— BEGIN Material to process —
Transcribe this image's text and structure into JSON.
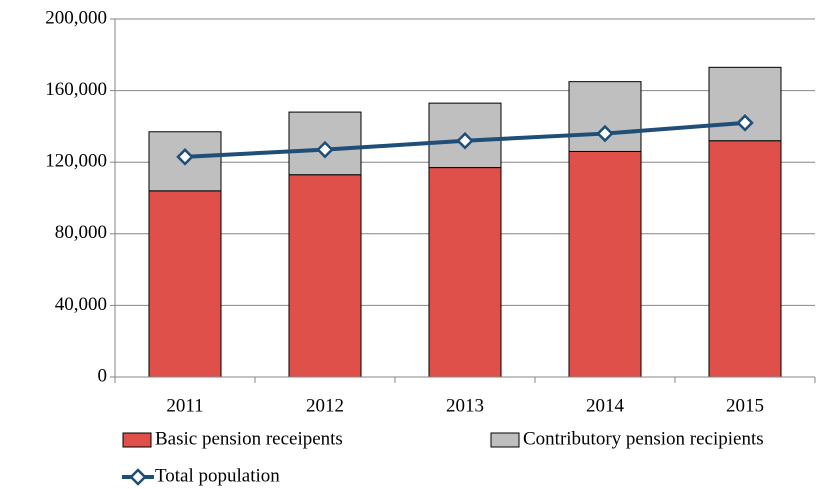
{
  "chart_data": {
    "type": "bar",
    "stacked": true,
    "categories": [
      "2011",
      "2012",
      "2013",
      "2014",
      "2015"
    ],
    "series": [
      {
        "name": "Basic pension receipents",
        "type": "bar",
        "color": "#e0504a",
        "values": [
          104000,
          113000,
          117000,
          126000,
          132000
        ]
      },
      {
        "name": "Contributory pension recipients",
        "type": "bar",
        "color": "#bfbfbf",
        "values": [
          33000,
          35000,
          36000,
          39000,
          41000
        ]
      },
      {
        "name": "Total population",
        "type": "line",
        "color": "#1f4e79",
        "values": [
          123000,
          127000,
          132000,
          136000,
          142000
        ]
      }
    ],
    "ylim": [
      0,
      200000
    ],
    "yticks": [
      0,
      {
        "value": 40000,
        "label": "40,000"
      },
      {
        "value": 80000,
        "label": "80,000"
      },
      {
        "value": 120000,
        "label": "120,000"
      },
      {
        "value": 160000,
        "label": "160,000"
      },
      {
        "value": 200000,
        "label": "200,000"
      }
    ],
    "grid": true,
    "legend": "bottom"
  }
}
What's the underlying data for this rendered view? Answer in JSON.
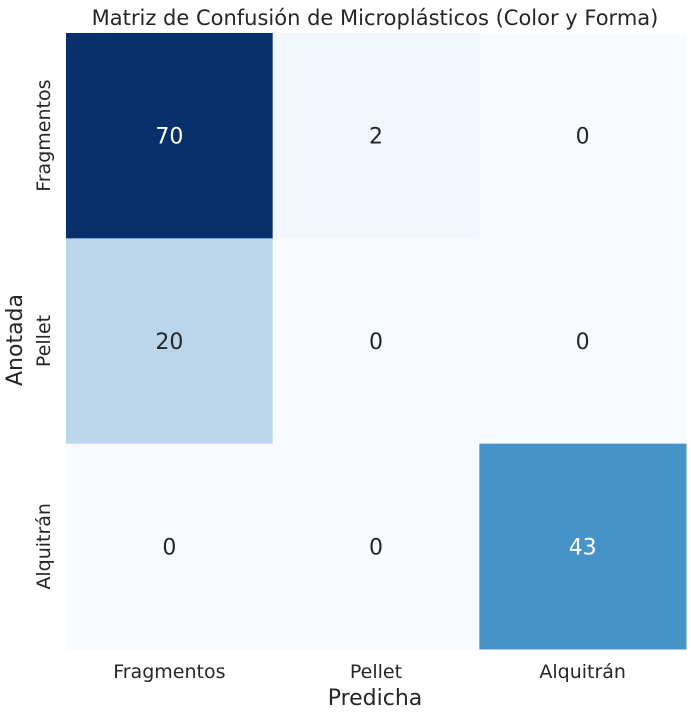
{
  "chart_data": {
    "type": "heatmap",
    "title": "Matriz de Confusión de Microplásticos (Color y Forma)",
    "xlabel": "Predicha",
    "ylabel": "Anotada",
    "x_categories": [
      "Fragmentos",
      "Pellet",
      "Alquitrán"
    ],
    "y_categories": [
      "Fragmentos",
      "Pellet",
      "Alquitrán"
    ],
    "values": [
      [
        70,
        2,
        0
      ],
      [
        20,
        0,
        0
      ],
      [
        0,
        0,
        43
      ]
    ],
    "colormap": "Blues",
    "colorbar": false,
    "grid": false,
    "annotations": true,
    "value_range": [
      0,
      70
    ]
  }
}
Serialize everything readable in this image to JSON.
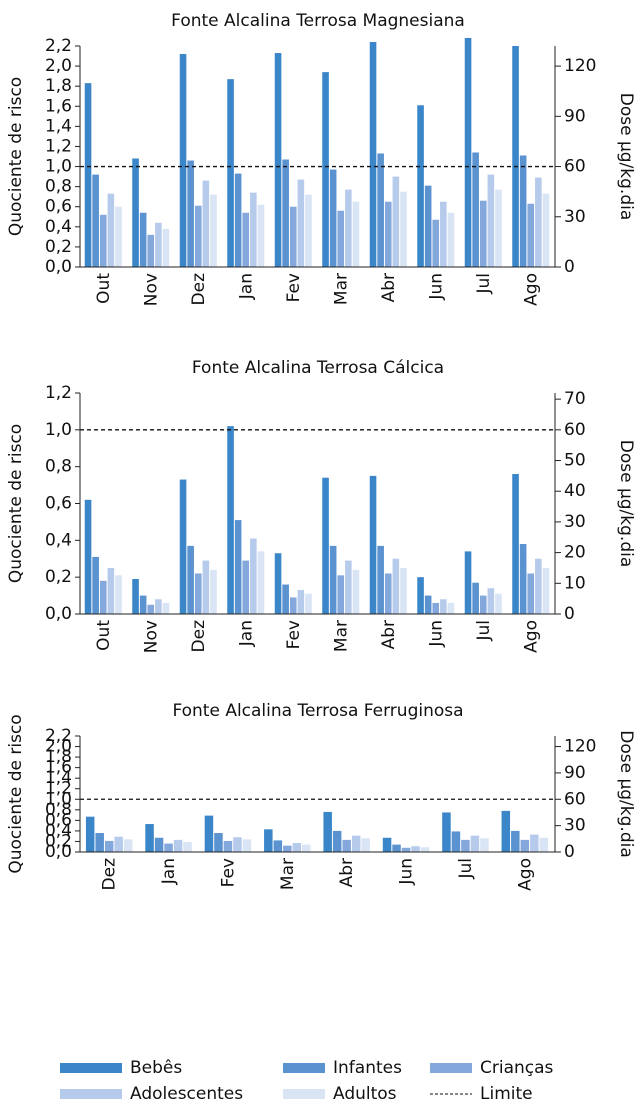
{
  "chart_data": [
    {
      "type": "bar",
      "title": "Fonte Alcalina Terrosa Magnesiana",
      "ylabel": "Quociente de risco",
      "y2label": "Dose  µg/kg.dia",
      "categories": [
        "Out",
        "Nov",
        "Dez",
        "Jan",
        "Fev",
        "Mar",
        "Abr",
        "Jun",
        "Jul",
        "Ago"
      ],
      "series": [
        {
          "name": "Bebês",
          "color": "#3a86c8",
          "values": [
            1.83,
            1.08,
            2.12,
            1.87,
            2.13,
            1.94,
            2.24,
            1.61,
            2.28,
            2.2
          ]
        },
        {
          "name": "Infantes",
          "color": "#5b93d0",
          "values": [
            0.92,
            0.54,
            1.06,
            0.93,
            1.07,
            0.97,
            1.13,
            0.81,
            1.14,
            1.11
          ]
        },
        {
          "name": "Crianças",
          "color": "#84a8dc",
          "values": [
            0.52,
            0.32,
            0.61,
            0.54,
            0.6,
            0.56,
            0.65,
            0.47,
            0.66,
            0.63
          ]
        },
        {
          "name": "Adolescentes",
          "color": "#b6cbec",
          "values": [
            0.73,
            0.44,
            0.86,
            0.74,
            0.87,
            0.77,
            0.9,
            0.65,
            0.92,
            0.89
          ]
        },
        {
          "name": "Adultos",
          "color": "#d9e4f5",
          "values": [
            0.6,
            0.38,
            0.72,
            0.62,
            0.72,
            0.65,
            0.75,
            0.54,
            0.77,
            0.73
          ]
        }
      ],
      "hline": {
        "value": 1.0,
        "label": "Limite"
      },
      "ylim": [
        0,
        2.2
      ],
      "yticks": [
        {
          "value": 0,
          "label": "0,0"
        },
        {
          "value": 0.2,
          "label": "0,2"
        },
        {
          "value": 0.4,
          "label": "0,4"
        },
        {
          "value": 0.6,
          "label": "0,6"
        },
        {
          "value": 0.8,
          "label": "0,8"
        },
        {
          "value": 1.0,
          "label": "1,0"
        },
        {
          "value": 1.2,
          "label": "1,2"
        },
        {
          "value": 1.4,
          "label": "1,4"
        },
        {
          "value": 1.6,
          "label": "1,6"
        },
        {
          "value": 1.8,
          "label": "1,8"
        },
        {
          "value": 2.0,
          "label": "2,0"
        },
        {
          "value": 2.2,
          "label": "2,2"
        }
      ],
      "y2lim": [
        0,
        132
      ],
      "y2ticks": [
        0,
        30,
        60,
        90,
        120
      ]
    },
    {
      "type": "bar",
      "title": "Fonte Alcalina Terrosa Cálcica",
      "ylabel": "Quociente de risco",
      "y2label": "Dose  µg/kg.dia",
      "categories": [
        "Out",
        "Nov",
        "Dez",
        "Jan",
        "Fev",
        "Mar",
        "Abr",
        "Jun",
        "Jul",
        "Ago"
      ],
      "series": [
        {
          "values": [
            0.62,
            0.19,
            0.73,
            1.02,
            0.33,
            0.74,
            0.75,
            0.2,
            0.34,
            0.76
          ]
        },
        {
          "values": [
            0.31,
            0.1,
            0.37,
            0.51,
            0.16,
            0.37,
            0.37,
            0.1,
            0.17,
            0.38
          ]
        },
        {
          "values": [
            0.18,
            0.05,
            0.22,
            0.29,
            0.09,
            0.21,
            0.22,
            0.06,
            0.1,
            0.22
          ]
        },
        {
          "values": [
            0.25,
            0.08,
            0.29,
            0.41,
            0.13,
            0.29,
            0.3,
            0.08,
            0.14,
            0.3
          ]
        },
        {
          "values": [
            0.21,
            0.06,
            0.24,
            0.34,
            0.11,
            0.24,
            0.25,
            0.06,
            0.11,
            0.25
          ]
        }
      ],
      "hline": {
        "value": 1.0
      },
      "ylim": [
        0,
        1.2
      ],
      "yticks": [
        {
          "value": 0,
          "label": "0,0"
        },
        {
          "value": 0.2,
          "label": "0,2"
        },
        {
          "value": 0.4,
          "label": "0,4"
        },
        {
          "value": 0.6,
          "label": "0,6"
        },
        {
          "value": 0.8,
          "label": "0,8"
        },
        {
          "value": 1.0,
          "label": "1,0"
        },
        {
          "value": 1.2,
          "label": "1,2"
        }
      ],
      "y2lim": [
        0,
        72
      ],
      "y2ticks": [
        0,
        10,
        20,
        30,
        40,
        50,
        60,
        70
      ]
    },
    {
      "type": "bar",
      "title": "Fonte Alcalina Terrosa Ferruginosa",
      "ylabel": "Quociente de risco",
      "y2label": "Dose  µg/kg.dia",
      "categories": [
        "Dez",
        "Jan",
        "Fev",
        "Mar",
        "Abr",
        "Jun",
        "Jul",
        "Ago"
      ],
      "series": [
        {
          "values": [
            0.67,
            0.53,
            0.69,
            0.43,
            0.76,
            0.27,
            0.75,
            0.78
          ]
        },
        {
          "values": [
            0.36,
            0.27,
            0.36,
            0.22,
            0.4,
            0.14,
            0.39,
            0.4
          ]
        },
        {
          "values": [
            0.21,
            0.16,
            0.21,
            0.12,
            0.23,
            0.08,
            0.23,
            0.23
          ]
        },
        {
          "values": [
            0.29,
            0.23,
            0.28,
            0.17,
            0.31,
            0.11,
            0.31,
            0.33
          ]
        },
        {
          "values": [
            0.24,
            0.19,
            0.24,
            0.14,
            0.26,
            0.09,
            0.26,
            0.27
          ]
        }
      ],
      "hline": {
        "value": 1.0
      },
      "ylim": [
        0,
        2.2
      ],
      "yticks": [
        {
          "value": 0,
          "label": "0,0"
        },
        {
          "value": 0.2,
          "label": "0,2"
        },
        {
          "value": 0.4,
          "label": "0,4"
        },
        {
          "value": 0.6,
          "label": "0,6"
        },
        {
          "value": 0.8,
          "label": "0,8"
        },
        {
          "value": 1.0,
          "label": "1,0"
        },
        {
          "value": 1.2,
          "label": "1,2"
        },
        {
          "value": 1.4,
          "label": "1,4"
        },
        {
          "value": 1.6,
          "label": "1,6"
        },
        {
          "value": 1.8,
          "label": "1,8"
        },
        {
          "value": 2.0,
          "label": "2,0"
        },
        {
          "value": 2.2,
          "label": "2,2"
        }
      ],
      "y2lim": [
        0,
        132
      ],
      "y2ticks": [
        0,
        30,
        60,
        90,
        120
      ]
    }
  ]
}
— END Material to process —
=== Problem requirements ===
From the records above, copy every line that holds the word "pension".

=== Solved problem ===
        "name": "Basic pension receipents",
        "name": "Contributory pension recipients",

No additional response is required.